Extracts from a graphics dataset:
************

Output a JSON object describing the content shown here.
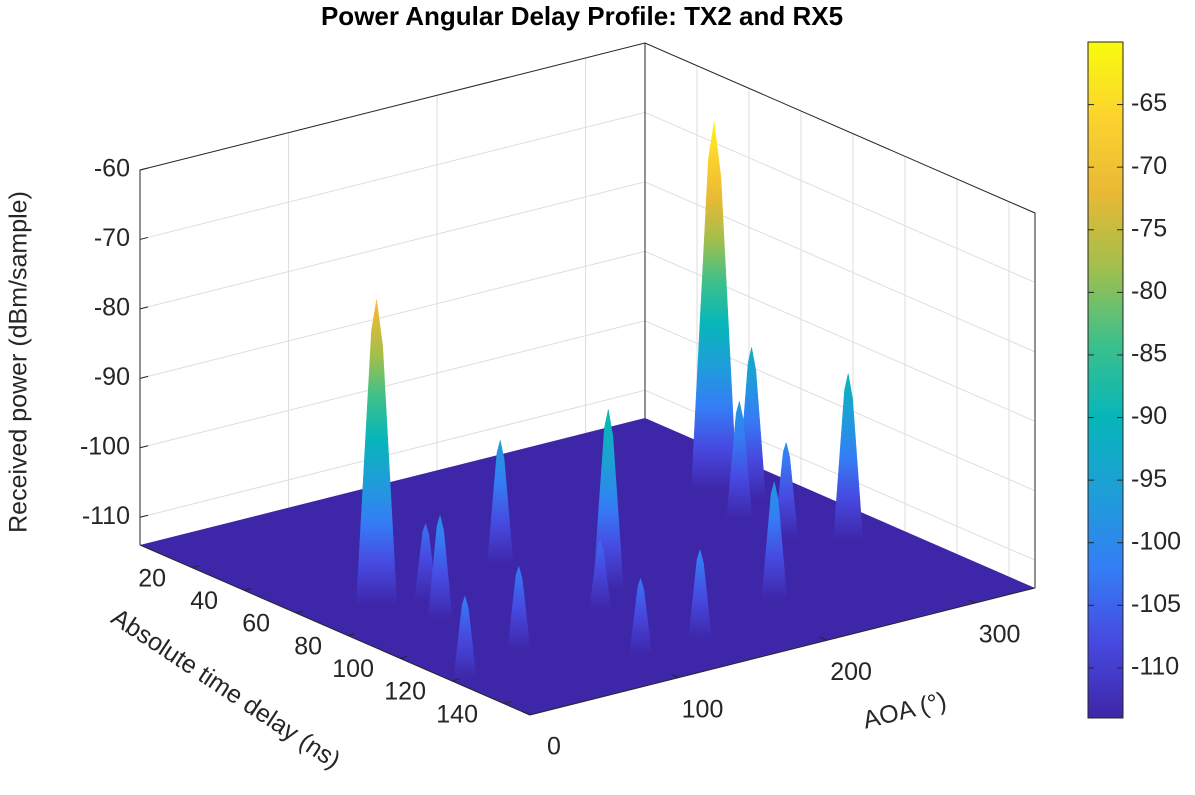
{
  "chart_data": {
    "type": "surface3d",
    "title": "Power Angular Delay Profile: TX2 and RX5",
    "x_label": "Absolute time delay (ns)",
    "y_label": "AOA (°)",
    "z_label": "Received power (dBm/sample)",
    "xlim": [
      0,
      150
    ],
    "xticks": [
      20,
      40,
      60,
      80,
      100,
      120,
      140
    ],
    "ylim": [
      0,
      340
    ],
    "yticks": [
      0,
      100,
      200,
      300
    ],
    "zlim": [
      -114,
      -60
    ],
    "zticks": [
      -60,
      -70,
      -80,
      -90,
      -100,
      -110
    ],
    "clim": [
      -114,
      -60
    ],
    "cticks": [
      -65,
      -70,
      -75,
      -80,
      -85,
      -90,
      -95,
      -100,
      -105,
      -110
    ],
    "colormap": [
      "#3e26a8",
      "#4749e0",
      "#347ef5",
      "#1e9ed8",
      "#07b6b9",
      "#3dc08b",
      "#a2bf4c",
      "#e9b935",
      "#fcd32e",
      "#f9fb0e"
    ],
    "grid": true,
    "delay": [
      67,
      50,
      62,
      91,
      97,
      61,
      120,
      132,
      132,
      112,
      121,
      84,
      71,
      101,
      88,
      70
    ],
    "aoa": [
      42,
      299,
      134,
      156,
      307,
      305,
      217,
      146,
      106,
      59,
      7,
      55,
      68,
      133,
      281,
      281
    ],
    "values": [
      -70,
      -61,
      -96,
      -88,
      -90,
      -92,
      -97,
      -101,
      -103,
      -102,
      -102,
      -99,
      -103,
      -104,
      -100,
      -97
    ]
  }
}
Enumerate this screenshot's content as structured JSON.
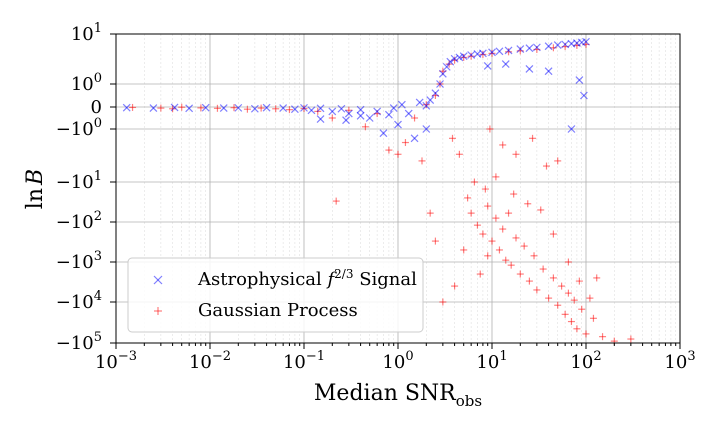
{
  "chart_data": {
    "type": "scatter",
    "xlabel": "Median SNR",
    "xlabel_sub": "obs",
    "ylabel": "ln",
    "ylabel_symbol": "B",
    "x_scale": "log",
    "y_scale": "symlog",
    "xlim": [
      0.001,
      1000
    ],
    "ylim": [
      -100000,
      10
    ],
    "grid": true,
    "legend_position": "lower-left",
    "x_ticks": [
      {
        "base": "10",
        "exp": "−3"
      },
      {
        "base": "10",
        "exp": "−2"
      },
      {
        "base": "10",
        "exp": "−1"
      },
      {
        "base": "10",
        "exp": "0"
      },
      {
        "base": "10",
        "exp": "1"
      },
      {
        "base": "10",
        "exp": "2"
      },
      {
        "base": "10",
        "exp": "3"
      }
    ],
    "y_ticks": [
      {
        "pre": "",
        "base": "10",
        "exp": "1"
      },
      {
        "pre": "",
        "base": "10",
        "exp": "0"
      },
      {
        "pre": "",
        "base": "0",
        "exp": ""
      },
      {
        "pre": "−",
        "base": "10",
        "exp": "0"
      },
      {
        "pre": "−",
        "base": "10",
        "exp": "1"
      },
      {
        "pre": "−",
        "base": "10",
        "exp": "2"
      },
      {
        "pre": "−",
        "base": "10",
        "exp": "3"
      },
      {
        "pre": "−",
        "base": "10",
        "exp": "4"
      },
      {
        "pre": "−",
        "base": "10",
        "exp": "5"
      }
    ],
    "series": [
      {
        "name": "Astrophysical f^{2/3} Signal",
        "name_parts": {
          "prefix": "Astrophysical ",
          "italic": "f",
          "sup": "2/3",
          "suffix": " Signal"
        },
        "marker": "x",
        "color": "#0000ff",
        "points": [
          [
            0.0013,
            -0.03
          ],
          [
            0.0025,
            -0.05
          ],
          [
            0.0042,
            -0.02
          ],
          [
            0.006,
            -0.06
          ],
          [
            0.009,
            -0.03
          ],
          [
            0.014,
            -0.05
          ],
          [
            0.02,
            -0.04
          ],
          [
            0.03,
            -0.08
          ],
          [
            0.04,
            -0.03
          ],
          [
            0.06,
            -0.05
          ],
          [
            0.08,
            -0.1
          ],
          [
            0.1,
            -0.04
          ],
          [
            0.12,
            -0.15
          ],
          [
            0.15,
            -0.06
          ],
          [
            0.2,
            -0.2
          ],
          [
            0.25,
            -0.08
          ],
          [
            0.28,
            -0.6
          ],
          [
            0.3,
            -0.3
          ],
          [
            0.4,
            -0.12
          ],
          [
            0.5,
            -0.5
          ],
          [
            0.6,
            -0.2
          ],
          [
            0.7,
            -1.2
          ],
          [
            0.8,
            -0.35
          ],
          [
            0.9,
            -0.05
          ],
          [
            1.0,
            -0.8
          ],
          [
            1.1,
            0.1
          ],
          [
            1.3,
            -0.3
          ],
          [
            1.5,
            -1.5
          ],
          [
            1.7,
            0.2
          ],
          [
            2.0,
            0.05
          ],
          [
            2.2,
            0.3
          ],
          [
            2.5,
            0.6
          ],
          [
            2.8,
            1.0
          ],
          [
            3.0,
            1.6
          ],
          [
            3.3,
            2.2
          ],
          [
            3.6,
            2.8
          ],
          [
            4.0,
            3.2
          ],
          [
            4.5,
            3.4
          ],
          [
            5.0,
            3.6
          ],
          [
            6.0,
            3.8
          ],
          [
            7.0,
            4.0
          ],
          [
            8.0,
            4.1
          ],
          [
            10.0,
            4.3
          ],
          [
            12.0,
            4.5
          ],
          [
            15.0,
            4.7
          ],
          [
            20.0,
            5.0
          ],
          [
            25.0,
            5.2
          ],
          [
            30.0,
            5.4
          ],
          [
            40.0,
            5.7
          ],
          [
            50.0,
            6.0
          ],
          [
            60.0,
            6.2
          ],
          [
            70.0,
            6.4
          ],
          [
            80.0,
            6.6
          ],
          [
            90.0,
            6.8
          ],
          [
            100.0,
            7.0
          ],
          [
            85.0,
            1.2
          ],
          [
            95.0,
            0.5
          ],
          [
            70.0,
            -1.0
          ],
          [
            40.0,
            1.8
          ],
          [
            25.0,
            2.0
          ],
          [
            14.0,
            2.5
          ],
          [
            9.0,
            2.3
          ],
          [
            0.15,
            -0.55
          ],
          [
            0.4,
            -0.4
          ],
          [
            2.0,
            -1.0
          ]
        ]
      },
      {
        "name": "Gaussian Process",
        "marker": "+",
        "color": "#ff0000",
        "points": [
          [
            0.0015,
            -0.02
          ],
          [
            0.003,
            -0.05
          ],
          [
            0.004,
            -0.08
          ],
          [
            0.005,
            -0.01
          ],
          [
            0.008,
            -0.04
          ],
          [
            0.012,
            -0.06
          ],
          [
            0.018,
            -0.03
          ],
          [
            0.025,
            -0.1
          ],
          [
            0.035,
            -0.05
          ],
          [
            0.05,
            -0.08
          ],
          [
            0.07,
            -0.12
          ],
          [
            0.1,
            -0.07
          ],
          [
            0.14,
            -0.2
          ],
          [
            0.2,
            -0.5
          ],
          [
            0.22,
            -30
          ],
          [
            0.3,
            -0.15
          ],
          [
            0.45,
            -0.9
          ],
          [
            0.6,
            -0.3
          ],
          [
            0.8,
            -2.5
          ],
          [
            1.0,
            -3.0
          ],
          [
            1.2,
            -1.8
          ],
          [
            1.5,
            -0.5
          ],
          [
            1.8,
            -4.0
          ],
          [
            2.0,
            0.1
          ],
          [
            2.5,
            0.5
          ],
          [
            2.8,
            1.0
          ],
          [
            3.0,
            1.8
          ],
          [
            3.5,
            2.5
          ],
          [
            4.0,
            3.0
          ],
          [
            5.0,
            3.4
          ],
          [
            6.0,
            3.6
          ],
          [
            8.0,
            3.9
          ],
          [
            10.0,
            4.1
          ],
          [
            15.0,
            4.4
          ],
          [
            20.0,
            4.6
          ],
          [
            30.0,
            4.9
          ],
          [
            45.0,
            5.3
          ],
          [
            60.0,
            5.6
          ],
          [
            80.0,
            5.9
          ],
          [
            100.0,
            6.2
          ],
          [
            5.5,
            -25
          ],
          [
            6.0,
            -60
          ],
          [
            7.0,
            -120
          ],
          [
            8.0,
            -200
          ],
          [
            9.0,
            -40
          ],
          [
            10.0,
            -300
          ],
          [
            11.0,
            -80
          ],
          [
            12.0,
            -500
          ],
          [
            13.0,
            -150
          ],
          [
            14.0,
            -900
          ],
          [
            15.0,
            -60
          ],
          [
            16.0,
            -1200
          ],
          [
            18.0,
            -250
          ],
          [
            20.0,
            -2000
          ],
          [
            22.0,
            -400
          ],
          [
            25.0,
            -3000
          ],
          [
            28.0,
            -700
          ],
          [
            30.0,
            -5000
          ],
          [
            35.0,
            -1500
          ],
          [
            40.0,
            -8000
          ],
          [
            45.0,
            -2500
          ],
          [
            50.0,
            -12000
          ],
          [
            55.0,
            -4000
          ],
          [
            60.0,
            -20000
          ],
          [
            65.0,
            -6000
          ],
          [
            70.0,
            -30000
          ],
          [
            75.0,
            -9000
          ],
          [
            80.0,
            -45000
          ],
          [
            90.0,
            -15000
          ],
          [
            100.0,
            -60000
          ],
          [
            120.0,
            -25000
          ],
          [
            150.0,
            -70000
          ],
          [
            200.0,
            -90000
          ],
          [
            300.0,
            -80000
          ],
          [
            6.5,
            -10
          ],
          [
            8.5,
            -15
          ],
          [
            11.0,
            -8
          ],
          [
            17.0,
            -20
          ],
          [
            24.0,
            -35
          ],
          [
            33.0,
            -50
          ],
          [
            4.5,
            -3.0
          ],
          [
            3.8,
            -1.5
          ],
          [
            9.5,
            -1.0
          ],
          [
            13.0,
            -2.0
          ],
          [
            18.0,
            -3.0
          ],
          [
            27.0,
            -1.5
          ],
          [
            38.0,
            -5.0
          ],
          [
            50.0,
            -4.0
          ],
          [
            5.0,
            -500
          ],
          [
            4.0,
            -4000
          ],
          [
            3.0,
            -10000
          ],
          [
            2.5,
            -300
          ],
          [
            2.2,
            -60
          ],
          [
            7.5,
            -2000
          ],
          [
            9.0,
            -700
          ],
          [
            45.0,
            -200
          ],
          [
            65.0,
            -1000
          ],
          [
            85.0,
            -3000
          ],
          [
            110.0,
            -8000
          ],
          [
            130.0,
            -2500
          ]
        ]
      }
    ]
  }
}
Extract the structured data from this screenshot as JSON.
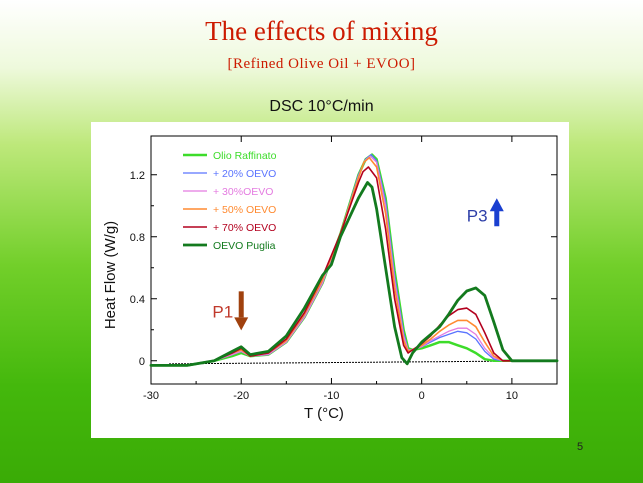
{
  "slide": {
    "title": "The effects of mixing",
    "subtitle": "[Refined Olive Oil + EVOO]",
    "page_number": "5"
  },
  "chart_data": {
    "type": "line",
    "title": "DSC 10°C/min",
    "xlabel": "T  (°C)",
    "ylabel": "Heat Flow  (W/g)",
    "xlim": [
      -30,
      15
    ],
    "ylim": [
      -0.15,
      1.45
    ],
    "xticks": [
      -30,
      -20,
      -10,
      0,
      10
    ],
    "yticks": [
      0,
      0.4,
      0.8,
      1.2
    ],
    "ytick_labels": [
      "0",
      "0.4",
      "0.8",
      "1.2"
    ],
    "legend_position": "top-left",
    "annotations": [
      {
        "text": "P1",
        "x": -20,
        "y": 0.28,
        "arrow": "down",
        "color": "#c0392b",
        "arrow_color": "#a0410e"
      },
      {
        "text": "P3",
        "x": 5,
        "y": 0.9,
        "arrow": "up",
        "color": "#2e3fa8",
        "arrow_color": "#1a3fd0"
      }
    ],
    "baseline": {
      "x": [
        -28,
        15
      ],
      "y": [
        -0.02,
        0.0
      ],
      "color": "#000000"
    },
    "series": [
      {
        "name": "Olio Raffinato",
        "color": "#3ddc2a",
        "width": 2.5,
        "x": [
          -30,
          -26,
          -23,
          -21,
          -20,
          -19,
          -17,
          -15,
          -13,
          -11,
          -9,
          -7,
          -6.2,
          -5.5,
          -5,
          -4,
          -3,
          -2,
          -1.5,
          -1,
          0,
          1,
          2,
          3,
          4,
          5,
          6,
          7,
          8,
          9,
          10,
          12,
          15
        ],
        "y": [
          -0.03,
          -0.03,
          0.0,
          0.03,
          0.05,
          0.03,
          0.04,
          0.12,
          0.28,
          0.5,
          0.82,
          1.2,
          1.3,
          1.33,
          1.3,
          1.05,
          0.58,
          0.2,
          0.08,
          0.07,
          0.08,
          0.1,
          0.12,
          0.12,
          0.1,
          0.08,
          0.05,
          0.01,
          0.0,
          0.0,
          0.0,
          0.0,
          0.0
        ]
      },
      {
        "name": "+ 20% OEVO",
        "color": "#5a74ff",
        "width": 1.3,
        "x": [
          -30,
          -26,
          -23,
          -21,
          -20,
          -19,
          -17,
          -15,
          -13,
          -11,
          -9,
          -7,
          -6.2,
          -5.6,
          -5,
          -4,
          -3,
          -2,
          -1.5,
          -1,
          0,
          1,
          2,
          3,
          4,
          5,
          6,
          7,
          8,
          9,
          10,
          12,
          15
        ],
        "y": [
          -0.03,
          -0.03,
          0.0,
          0.04,
          0.06,
          0.03,
          0.04,
          0.12,
          0.28,
          0.5,
          0.82,
          1.2,
          1.3,
          1.33,
          1.29,
          1.03,
          0.55,
          0.18,
          0.07,
          0.07,
          0.09,
          0.12,
          0.15,
          0.17,
          0.19,
          0.18,
          0.14,
          0.06,
          0.01,
          0.0,
          0.0,
          0.0,
          0.0
        ]
      },
      {
        "name": "+ 30%OEVO",
        "color": "#e47be0",
        "width": 1.3,
        "x": [
          -30,
          -26,
          -23,
          -21,
          -20,
          -19,
          -17,
          -15,
          -13,
          -11,
          -9,
          -7,
          -6.3,
          -5.7,
          -5,
          -4,
          -3,
          -2,
          -1.5,
          -1,
          0,
          1,
          2,
          3,
          4,
          5,
          6,
          7,
          8,
          9,
          10,
          12,
          15
        ],
        "y": [
          -0.03,
          -0.03,
          0.0,
          0.04,
          0.06,
          0.03,
          0.04,
          0.12,
          0.28,
          0.5,
          0.82,
          1.19,
          1.29,
          1.32,
          1.28,
          1.0,
          0.52,
          0.16,
          0.07,
          0.07,
          0.09,
          0.13,
          0.16,
          0.19,
          0.21,
          0.21,
          0.17,
          0.08,
          0.02,
          0.0,
          0.0,
          0.0,
          0.0
        ]
      },
      {
        "name": "+ 50% OEVO",
        "color": "#ff8a30",
        "width": 1.6,
        "x": [
          -30,
          -26,
          -23,
          -21,
          -20,
          -19,
          -17,
          -15,
          -13,
          -11,
          -9,
          -7,
          -6.4,
          -5.8,
          -5,
          -4,
          -3,
          -2,
          -1.5,
          -1,
          0,
          1,
          2,
          3,
          4,
          5,
          6,
          7,
          8,
          9,
          10,
          12,
          15
        ],
        "y": [
          -0.03,
          -0.03,
          0.0,
          0.05,
          0.07,
          0.03,
          0.05,
          0.13,
          0.3,
          0.52,
          0.82,
          1.18,
          1.28,
          1.31,
          1.25,
          0.95,
          0.47,
          0.13,
          0.06,
          0.07,
          0.1,
          0.14,
          0.19,
          0.23,
          0.26,
          0.26,
          0.22,
          0.12,
          0.03,
          0.0,
          0.0,
          0.0,
          0.0
        ]
      },
      {
        "name": "+ 70% OEVO",
        "color": "#b3001e",
        "width": 1.6,
        "x": [
          -30,
          -26,
          -23,
          -21,
          -20,
          -19,
          -17,
          -15,
          -13,
          -11,
          -9,
          -7,
          -6.5,
          -5.9,
          -5,
          -4,
          -3,
          -2,
          -1.5,
          -1,
          0,
          1,
          2,
          3,
          4,
          5,
          6,
          7,
          8,
          9,
          10,
          12,
          15
        ],
        "y": [
          -0.03,
          -0.03,
          0.0,
          0.05,
          0.08,
          0.03,
          0.05,
          0.14,
          0.31,
          0.54,
          0.82,
          1.15,
          1.22,
          1.25,
          1.18,
          0.85,
          0.4,
          0.1,
          0.05,
          0.07,
          0.11,
          0.16,
          0.23,
          0.29,
          0.33,
          0.34,
          0.3,
          0.18,
          0.05,
          0.0,
          0.0,
          0.0,
          0.0
        ]
      },
      {
        "name": "OEVO Puglia",
        "color": "#137a1e",
        "width": 2.8,
        "x": [
          -30,
          -26,
          -23,
          -21,
          -20,
          -19,
          -17,
          -15,
          -13,
          -11,
          -10,
          -9,
          -7,
          -6,
          -5.5,
          -5,
          -4,
          -3,
          -2.2,
          -1.6,
          -1,
          0,
          1,
          2,
          3,
          4,
          5,
          6,
          7,
          8,
          9,
          10,
          12,
          15
        ],
        "y": [
          -0.03,
          -0.03,
          0.0,
          0.06,
          0.09,
          0.04,
          0.06,
          0.16,
          0.34,
          0.55,
          0.62,
          0.8,
          1.05,
          1.15,
          1.12,
          0.98,
          0.6,
          0.22,
          0.02,
          -0.02,
          0.05,
          0.12,
          0.17,
          0.22,
          0.3,
          0.39,
          0.45,
          0.47,
          0.42,
          0.25,
          0.07,
          0.0,
          0.0,
          0.0
        ]
      }
    ]
  }
}
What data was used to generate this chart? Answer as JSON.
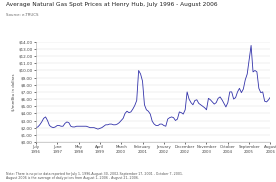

************

### Stated exercise
Scan the material above for the word "left". Copy each line where it occurs.

### Solution for this task
    "legend_position": "lower-left",
    "legend_position": "top-left",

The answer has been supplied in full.